DO THIS => Narrow the data below down to the lines containing "Estimate".

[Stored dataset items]
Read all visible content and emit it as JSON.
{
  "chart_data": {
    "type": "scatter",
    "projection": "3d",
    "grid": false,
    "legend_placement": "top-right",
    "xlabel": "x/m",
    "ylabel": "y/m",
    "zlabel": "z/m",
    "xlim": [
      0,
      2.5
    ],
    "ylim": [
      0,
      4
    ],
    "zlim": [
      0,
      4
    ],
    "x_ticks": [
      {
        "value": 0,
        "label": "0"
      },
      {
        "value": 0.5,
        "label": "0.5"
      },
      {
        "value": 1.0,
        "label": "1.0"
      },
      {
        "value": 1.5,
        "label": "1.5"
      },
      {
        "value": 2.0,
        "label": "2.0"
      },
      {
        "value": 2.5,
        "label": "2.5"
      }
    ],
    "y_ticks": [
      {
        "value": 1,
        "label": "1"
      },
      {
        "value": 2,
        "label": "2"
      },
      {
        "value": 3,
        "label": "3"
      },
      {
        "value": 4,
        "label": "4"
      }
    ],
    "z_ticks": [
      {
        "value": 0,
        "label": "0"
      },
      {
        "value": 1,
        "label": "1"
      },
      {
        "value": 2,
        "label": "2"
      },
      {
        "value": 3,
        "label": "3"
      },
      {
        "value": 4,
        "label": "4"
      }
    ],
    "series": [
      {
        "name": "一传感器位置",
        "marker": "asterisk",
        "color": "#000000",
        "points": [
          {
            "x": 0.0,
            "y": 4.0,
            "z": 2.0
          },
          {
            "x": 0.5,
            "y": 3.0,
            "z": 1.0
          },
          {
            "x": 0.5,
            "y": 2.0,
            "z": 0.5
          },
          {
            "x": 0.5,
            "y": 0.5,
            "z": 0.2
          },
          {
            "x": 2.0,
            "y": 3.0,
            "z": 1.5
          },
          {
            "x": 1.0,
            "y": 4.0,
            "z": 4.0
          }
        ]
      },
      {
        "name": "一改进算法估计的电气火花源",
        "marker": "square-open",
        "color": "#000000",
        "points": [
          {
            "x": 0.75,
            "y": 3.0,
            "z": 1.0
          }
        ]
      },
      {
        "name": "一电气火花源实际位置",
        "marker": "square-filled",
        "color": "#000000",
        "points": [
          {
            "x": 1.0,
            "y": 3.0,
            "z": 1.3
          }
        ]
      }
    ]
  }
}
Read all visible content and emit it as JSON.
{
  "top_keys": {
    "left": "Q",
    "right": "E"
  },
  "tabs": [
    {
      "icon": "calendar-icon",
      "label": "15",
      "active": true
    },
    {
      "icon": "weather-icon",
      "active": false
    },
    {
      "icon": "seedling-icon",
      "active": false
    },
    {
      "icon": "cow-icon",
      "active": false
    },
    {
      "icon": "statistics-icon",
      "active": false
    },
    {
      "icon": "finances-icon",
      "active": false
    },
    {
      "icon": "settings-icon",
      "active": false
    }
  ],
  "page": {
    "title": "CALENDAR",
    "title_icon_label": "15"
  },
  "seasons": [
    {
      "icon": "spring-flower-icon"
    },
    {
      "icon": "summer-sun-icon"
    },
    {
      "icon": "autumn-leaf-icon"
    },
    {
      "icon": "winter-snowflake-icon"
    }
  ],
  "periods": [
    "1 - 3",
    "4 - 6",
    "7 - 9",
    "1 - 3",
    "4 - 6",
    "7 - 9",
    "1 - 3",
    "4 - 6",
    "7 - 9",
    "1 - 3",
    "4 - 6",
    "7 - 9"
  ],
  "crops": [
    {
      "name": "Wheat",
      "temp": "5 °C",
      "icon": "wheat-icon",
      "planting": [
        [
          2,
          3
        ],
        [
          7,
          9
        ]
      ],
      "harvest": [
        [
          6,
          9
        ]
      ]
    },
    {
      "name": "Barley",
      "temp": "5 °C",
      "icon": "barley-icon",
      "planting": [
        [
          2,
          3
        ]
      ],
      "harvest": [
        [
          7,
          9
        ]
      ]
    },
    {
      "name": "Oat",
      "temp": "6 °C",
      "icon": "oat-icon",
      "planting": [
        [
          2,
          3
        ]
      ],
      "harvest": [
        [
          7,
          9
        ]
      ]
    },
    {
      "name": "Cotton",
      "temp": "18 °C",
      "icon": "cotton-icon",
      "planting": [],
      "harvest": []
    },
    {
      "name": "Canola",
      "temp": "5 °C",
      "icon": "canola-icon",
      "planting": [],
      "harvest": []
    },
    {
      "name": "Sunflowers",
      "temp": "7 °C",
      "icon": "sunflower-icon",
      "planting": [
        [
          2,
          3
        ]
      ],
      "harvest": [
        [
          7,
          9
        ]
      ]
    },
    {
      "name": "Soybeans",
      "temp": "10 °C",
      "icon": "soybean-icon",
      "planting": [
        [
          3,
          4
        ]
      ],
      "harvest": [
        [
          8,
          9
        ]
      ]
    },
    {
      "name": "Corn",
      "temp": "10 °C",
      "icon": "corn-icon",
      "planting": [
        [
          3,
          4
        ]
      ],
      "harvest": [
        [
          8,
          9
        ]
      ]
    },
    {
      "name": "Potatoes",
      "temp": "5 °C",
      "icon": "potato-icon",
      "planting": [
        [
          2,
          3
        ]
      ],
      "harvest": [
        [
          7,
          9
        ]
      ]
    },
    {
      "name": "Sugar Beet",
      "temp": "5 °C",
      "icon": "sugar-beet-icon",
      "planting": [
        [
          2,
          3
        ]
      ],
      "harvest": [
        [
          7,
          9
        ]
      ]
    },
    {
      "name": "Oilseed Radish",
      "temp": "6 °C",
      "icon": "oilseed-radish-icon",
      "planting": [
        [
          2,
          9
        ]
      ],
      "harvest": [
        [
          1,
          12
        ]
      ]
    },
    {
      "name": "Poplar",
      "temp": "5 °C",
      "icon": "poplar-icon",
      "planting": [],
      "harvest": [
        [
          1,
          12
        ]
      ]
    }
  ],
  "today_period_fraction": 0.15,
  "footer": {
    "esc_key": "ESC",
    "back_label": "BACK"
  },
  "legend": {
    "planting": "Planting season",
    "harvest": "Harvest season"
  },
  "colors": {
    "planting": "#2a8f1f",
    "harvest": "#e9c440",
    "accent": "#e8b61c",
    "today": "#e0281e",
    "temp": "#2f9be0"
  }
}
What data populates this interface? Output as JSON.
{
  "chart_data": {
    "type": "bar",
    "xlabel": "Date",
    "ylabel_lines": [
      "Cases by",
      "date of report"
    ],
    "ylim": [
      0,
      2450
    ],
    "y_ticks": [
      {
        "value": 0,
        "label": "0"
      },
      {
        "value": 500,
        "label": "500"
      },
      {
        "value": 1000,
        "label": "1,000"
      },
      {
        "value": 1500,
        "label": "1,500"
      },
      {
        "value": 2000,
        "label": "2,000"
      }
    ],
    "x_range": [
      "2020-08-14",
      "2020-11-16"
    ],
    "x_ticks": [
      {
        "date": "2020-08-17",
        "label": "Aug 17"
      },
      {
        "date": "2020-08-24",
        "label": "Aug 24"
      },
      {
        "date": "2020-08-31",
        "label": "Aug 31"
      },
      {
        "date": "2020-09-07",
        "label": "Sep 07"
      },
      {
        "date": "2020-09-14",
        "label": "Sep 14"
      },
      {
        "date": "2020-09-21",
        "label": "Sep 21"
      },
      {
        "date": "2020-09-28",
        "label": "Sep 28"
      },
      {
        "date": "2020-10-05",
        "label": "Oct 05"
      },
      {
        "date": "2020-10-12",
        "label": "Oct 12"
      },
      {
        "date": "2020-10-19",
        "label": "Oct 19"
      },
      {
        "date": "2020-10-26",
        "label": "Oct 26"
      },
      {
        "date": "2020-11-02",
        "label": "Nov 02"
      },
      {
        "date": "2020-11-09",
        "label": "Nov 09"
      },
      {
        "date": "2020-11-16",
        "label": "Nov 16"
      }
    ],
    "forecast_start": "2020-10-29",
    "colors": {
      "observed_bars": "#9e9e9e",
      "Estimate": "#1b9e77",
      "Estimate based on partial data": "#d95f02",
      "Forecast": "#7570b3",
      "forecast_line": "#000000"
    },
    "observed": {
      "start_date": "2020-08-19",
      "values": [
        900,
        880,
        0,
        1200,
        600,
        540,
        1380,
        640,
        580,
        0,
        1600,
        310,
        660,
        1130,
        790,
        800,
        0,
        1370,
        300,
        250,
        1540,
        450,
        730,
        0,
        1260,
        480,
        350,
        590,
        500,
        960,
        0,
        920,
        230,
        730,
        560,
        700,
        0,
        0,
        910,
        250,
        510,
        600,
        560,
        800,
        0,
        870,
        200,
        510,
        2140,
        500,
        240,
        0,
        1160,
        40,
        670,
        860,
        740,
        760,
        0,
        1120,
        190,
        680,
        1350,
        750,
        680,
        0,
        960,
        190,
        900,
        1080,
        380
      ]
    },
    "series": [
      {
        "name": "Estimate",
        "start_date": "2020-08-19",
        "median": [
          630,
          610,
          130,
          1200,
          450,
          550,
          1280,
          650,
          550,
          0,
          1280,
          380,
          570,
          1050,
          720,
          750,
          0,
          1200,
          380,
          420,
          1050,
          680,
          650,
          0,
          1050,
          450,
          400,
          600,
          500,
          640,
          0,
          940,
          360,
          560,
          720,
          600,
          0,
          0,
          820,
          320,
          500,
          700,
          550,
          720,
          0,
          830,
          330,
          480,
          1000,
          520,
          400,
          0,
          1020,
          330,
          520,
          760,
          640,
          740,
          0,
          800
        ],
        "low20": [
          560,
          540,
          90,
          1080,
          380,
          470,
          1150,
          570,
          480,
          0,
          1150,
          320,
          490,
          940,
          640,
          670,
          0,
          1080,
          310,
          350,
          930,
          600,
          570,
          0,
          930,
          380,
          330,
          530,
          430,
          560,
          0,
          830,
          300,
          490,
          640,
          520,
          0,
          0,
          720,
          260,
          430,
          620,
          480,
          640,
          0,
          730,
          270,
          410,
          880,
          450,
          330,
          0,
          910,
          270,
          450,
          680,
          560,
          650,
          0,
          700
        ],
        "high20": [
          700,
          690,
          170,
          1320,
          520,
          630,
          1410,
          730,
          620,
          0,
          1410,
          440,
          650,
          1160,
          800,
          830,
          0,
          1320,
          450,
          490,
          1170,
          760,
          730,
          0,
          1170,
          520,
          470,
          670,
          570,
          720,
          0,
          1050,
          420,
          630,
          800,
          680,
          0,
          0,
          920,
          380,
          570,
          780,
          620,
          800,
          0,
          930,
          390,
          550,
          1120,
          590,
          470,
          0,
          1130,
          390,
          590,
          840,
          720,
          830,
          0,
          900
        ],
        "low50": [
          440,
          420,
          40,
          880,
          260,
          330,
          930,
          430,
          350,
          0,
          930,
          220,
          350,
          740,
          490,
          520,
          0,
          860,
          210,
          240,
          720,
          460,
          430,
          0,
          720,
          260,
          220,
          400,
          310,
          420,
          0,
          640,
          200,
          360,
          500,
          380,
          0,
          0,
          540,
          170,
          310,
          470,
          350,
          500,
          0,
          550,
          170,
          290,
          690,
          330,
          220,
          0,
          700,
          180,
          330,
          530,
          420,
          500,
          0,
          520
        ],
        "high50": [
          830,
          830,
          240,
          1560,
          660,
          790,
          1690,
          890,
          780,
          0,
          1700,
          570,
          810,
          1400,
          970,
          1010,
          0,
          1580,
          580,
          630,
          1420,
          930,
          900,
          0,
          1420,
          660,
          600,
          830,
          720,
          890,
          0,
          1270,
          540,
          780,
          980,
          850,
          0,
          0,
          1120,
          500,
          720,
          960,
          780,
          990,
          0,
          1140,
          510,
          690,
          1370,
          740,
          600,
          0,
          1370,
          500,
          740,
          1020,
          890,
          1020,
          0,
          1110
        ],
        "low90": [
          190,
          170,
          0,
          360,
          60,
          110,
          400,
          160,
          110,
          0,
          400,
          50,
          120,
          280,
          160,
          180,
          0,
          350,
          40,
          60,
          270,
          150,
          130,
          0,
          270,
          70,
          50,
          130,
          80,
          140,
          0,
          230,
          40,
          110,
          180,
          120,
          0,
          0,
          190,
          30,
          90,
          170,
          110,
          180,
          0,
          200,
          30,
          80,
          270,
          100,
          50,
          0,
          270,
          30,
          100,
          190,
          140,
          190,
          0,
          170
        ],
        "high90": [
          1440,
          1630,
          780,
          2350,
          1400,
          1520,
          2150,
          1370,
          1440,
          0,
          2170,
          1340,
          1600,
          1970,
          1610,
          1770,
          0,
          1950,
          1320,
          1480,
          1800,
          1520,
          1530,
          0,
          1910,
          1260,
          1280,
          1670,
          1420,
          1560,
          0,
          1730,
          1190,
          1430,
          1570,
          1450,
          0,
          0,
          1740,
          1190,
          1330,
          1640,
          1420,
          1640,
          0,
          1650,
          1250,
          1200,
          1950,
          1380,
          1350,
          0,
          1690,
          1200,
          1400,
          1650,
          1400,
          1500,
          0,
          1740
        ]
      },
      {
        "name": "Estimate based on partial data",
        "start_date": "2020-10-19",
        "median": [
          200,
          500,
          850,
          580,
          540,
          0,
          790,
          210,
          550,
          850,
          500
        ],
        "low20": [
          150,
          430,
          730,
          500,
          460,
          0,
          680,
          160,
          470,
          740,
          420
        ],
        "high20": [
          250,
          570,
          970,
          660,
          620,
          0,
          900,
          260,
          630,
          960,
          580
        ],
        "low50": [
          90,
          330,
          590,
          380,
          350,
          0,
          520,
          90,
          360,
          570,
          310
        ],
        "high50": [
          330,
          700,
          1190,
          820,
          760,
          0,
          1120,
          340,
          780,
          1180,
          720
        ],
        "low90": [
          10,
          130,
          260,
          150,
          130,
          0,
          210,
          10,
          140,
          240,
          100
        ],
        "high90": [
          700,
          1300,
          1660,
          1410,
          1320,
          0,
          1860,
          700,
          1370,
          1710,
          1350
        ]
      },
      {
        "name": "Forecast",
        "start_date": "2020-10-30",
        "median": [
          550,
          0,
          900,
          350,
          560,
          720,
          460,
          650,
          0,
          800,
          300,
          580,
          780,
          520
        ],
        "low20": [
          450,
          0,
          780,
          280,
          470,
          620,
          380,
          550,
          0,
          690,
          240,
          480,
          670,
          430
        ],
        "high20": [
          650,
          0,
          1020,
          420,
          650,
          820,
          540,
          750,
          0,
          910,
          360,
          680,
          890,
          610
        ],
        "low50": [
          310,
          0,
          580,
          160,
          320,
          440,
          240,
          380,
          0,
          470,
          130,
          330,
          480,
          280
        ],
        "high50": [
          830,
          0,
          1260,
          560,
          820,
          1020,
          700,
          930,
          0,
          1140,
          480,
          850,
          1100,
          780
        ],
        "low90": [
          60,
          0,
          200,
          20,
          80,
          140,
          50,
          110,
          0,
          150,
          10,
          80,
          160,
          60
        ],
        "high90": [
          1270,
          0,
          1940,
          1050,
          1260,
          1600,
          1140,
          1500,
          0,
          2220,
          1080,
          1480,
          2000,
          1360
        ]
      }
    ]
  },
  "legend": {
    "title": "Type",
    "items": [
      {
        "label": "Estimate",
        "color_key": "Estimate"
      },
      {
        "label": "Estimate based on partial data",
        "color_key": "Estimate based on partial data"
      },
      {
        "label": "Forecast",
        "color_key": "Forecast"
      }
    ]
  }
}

WORKED ANSWER =>
      "Estimate": "#1b9e77",
      "Estimate based on partial data": "#d95f02",
        "name": "Estimate",
        "name": "Estimate based on partial data",
        "label": "Estimate",
        "color_key": "Estimate"
        "label": "Estimate based on partial data",
        "color_key": "Estimate based on partial data"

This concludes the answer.